**WORK TO COMPLETE:**
Exclude any images and output the remaining records exactly.

[Recorded data]

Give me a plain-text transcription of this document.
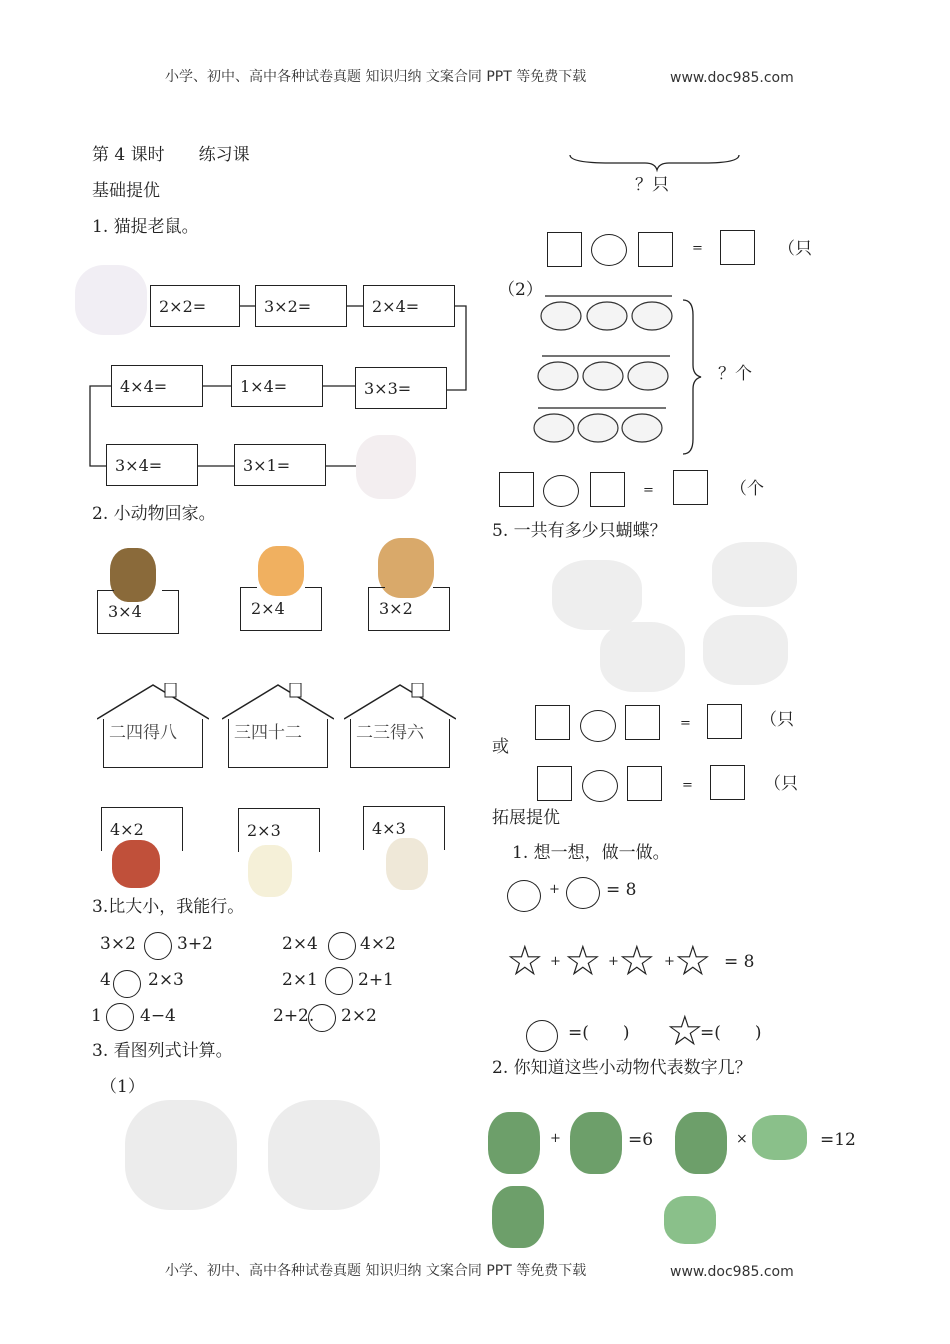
小学、初中、高中各种试卷真题 知识归纳 文案合同 PPT 等免费下载	www.doc985.com
第 4 课时　　练习课
基础提优
1. 猫捉老鼠。
2×2=	3×2=	2×4=
4×4=	1×4=	3×3=
3×4=	3×1=
2. 小动物回家。
3×4	2×4	3×2
二四得八	三四十二	二三得六
4×2	2×3	4×3
3.比大小，我能行。
3×2 3+2	2×4 4×2
4 2×3	2×1 2+1
1 4−4	2+2. 2×2
3. 看图列式计算。
（1）
？只
=	（只
（2）
？个
=	（个
5. 一共有多少只蝴蝶？
=	（只
或
=	（只
拓展提优
1. 想一想，做一做。
+	= 8
☆ + ☆ + ☆ + ☆ = 8
=(　　) ☆
=(　　)
2. 你知道这些小动物代表数字几？
+	=6	×	=12
小学、初中、高中各种试卷真题 知识归纳 文案合同 PPT 等免费下载	www.doc985.com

**RESULT OF THIS TASK:**
Give me a plain-text transcription of this document.
小学、初中、高中各种试卷真题 知识归纳 文案合同 PPT 等免费下载	www.doc985.com
第 4 课时　　练习课
基础提优
1. 猫捉老鼠。
2×2=	3×2=	2×4=
4×4=	1×4=	3×3=
3×4=	3×1=
2. 小动物回家。
3×4	2×4	3×2
二四得八	三四十二	二三得六
4×2	2×3	4×3
3.比大小，我能行。
3×2 3+2	2×4 4×2
4 2×3	2×1 2+1
1 4−4	2+2. 2×2
3. 看图列式计算。
（1）
？只
=	（只
（2）
？个
=	（个
5. 一共有多少只蝴蝶？
=	（只
或
=	（只
拓展提优
1. 想一想，做一做。
+	= 8
☆ + ☆ + ☆ + ☆ = 8
=(　　) ☆
=(　　)
2. 你知道这些小动物代表数字几？
+	=6	×	=12
小学、初中、高中各种试卷真题 知识归纳 文案合同 PPT 等免费下载	www.doc985.com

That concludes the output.